> **Exercise**
Copy out all the entries exactly.
━━━━━ Listed records
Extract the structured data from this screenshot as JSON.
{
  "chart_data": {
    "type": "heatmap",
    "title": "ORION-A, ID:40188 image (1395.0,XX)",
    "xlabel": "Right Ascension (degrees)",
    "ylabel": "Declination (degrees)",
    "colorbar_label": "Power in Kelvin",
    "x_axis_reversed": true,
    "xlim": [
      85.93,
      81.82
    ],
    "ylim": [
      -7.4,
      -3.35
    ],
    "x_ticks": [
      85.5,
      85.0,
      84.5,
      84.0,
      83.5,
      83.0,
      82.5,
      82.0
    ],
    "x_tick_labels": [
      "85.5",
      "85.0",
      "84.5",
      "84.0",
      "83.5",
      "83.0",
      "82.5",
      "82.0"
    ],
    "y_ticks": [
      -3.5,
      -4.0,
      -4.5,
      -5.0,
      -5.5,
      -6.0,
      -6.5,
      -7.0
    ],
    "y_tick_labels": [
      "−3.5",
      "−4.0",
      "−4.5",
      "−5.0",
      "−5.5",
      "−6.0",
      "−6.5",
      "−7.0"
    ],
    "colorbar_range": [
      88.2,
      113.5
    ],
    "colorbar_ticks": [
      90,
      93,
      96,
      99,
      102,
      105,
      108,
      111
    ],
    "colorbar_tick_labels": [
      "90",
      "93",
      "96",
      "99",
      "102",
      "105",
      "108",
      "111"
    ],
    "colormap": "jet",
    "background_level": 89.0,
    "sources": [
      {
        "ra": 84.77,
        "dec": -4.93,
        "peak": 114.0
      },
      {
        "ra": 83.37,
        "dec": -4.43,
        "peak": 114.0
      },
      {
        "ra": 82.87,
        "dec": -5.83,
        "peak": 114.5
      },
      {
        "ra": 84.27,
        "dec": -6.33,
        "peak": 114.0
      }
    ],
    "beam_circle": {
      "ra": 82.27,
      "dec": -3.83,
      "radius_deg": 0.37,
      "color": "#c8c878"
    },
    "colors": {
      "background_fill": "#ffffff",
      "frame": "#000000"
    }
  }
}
━━━━━━━━━━
> **Written response**
Extract the structured data from this screenshot as JSON.
{
  "chart_data": {
    "type": "heatmap",
    "title": "ORION-A, ID:40188 image (1395.0,XX)",
    "xlabel": "Right Ascension (degrees)",
    "ylabel": "Declination (degrees)",
    "colorbar_label": "Power in Kelvin",
    "x_axis_reversed": true,
    "xlim": [
      85.93,
      81.82
    ],
    "ylim": [
      -7.4,
      -3.35
    ],
    "x_ticks": [
      85.5,
      85.0,
      84.5,
      84.0,
      83.5,
      83.0,
      82.5,
      82.0
    ],
    "x_tick_labels": [
      "85.5",
      "85.0",
      "84.5",
      "84.0",
      "83.5",
      "83.0",
      "82.5",
      "82.0"
    ],
    "y_ticks": [
      -3.5,
      -4.0,
      -4.5,
      -5.0,
      -5.5,
      -6.0,
      -6.5,
      -7.0
    ],
    "y_tick_labels": [
      "−3.5",
      "−4.0",
      "−4.5",
      "−5.0",
      "−5.5",
      "−6.0",
      "−6.5",
      "−7.0"
    ],
    "colorbar_range": [
      88.2,
      113.5
    ],
    "colorbar_ticks": [
      90,
      93,
      96,
      99,
      102,
      105,
      108,
      111
    ],
    "colorbar_tick_labels": [
      "90",
      "93",
      "96",
      "99",
      "102",
      "105",
      "108",
      "111"
    ],
    "colormap": "jet",
    "background_level": 89.0,
    "sources": [
      {
        "ra": 84.77,
        "dec": -4.93,
        "peak": 114.0
      },
      {
        "ra": 83.37,
        "dec": -4.43,
        "peak": 114.0
      },
      {
        "ra": 82.87,
        "dec": -5.83,
        "peak": 114.5
      },
      {
        "ra": 84.27,
        "dec": -6.33,
        "peak": 114.0
      }
    ],
    "beam_circle": {
      "ra": 82.27,
      "dec": -3.83,
      "radius_deg": 0.37,
      "color": "#c8c878"
    },
    "colors": {
      "background_fill": "#ffffff",
      "frame": "#000000"
    }
  }
}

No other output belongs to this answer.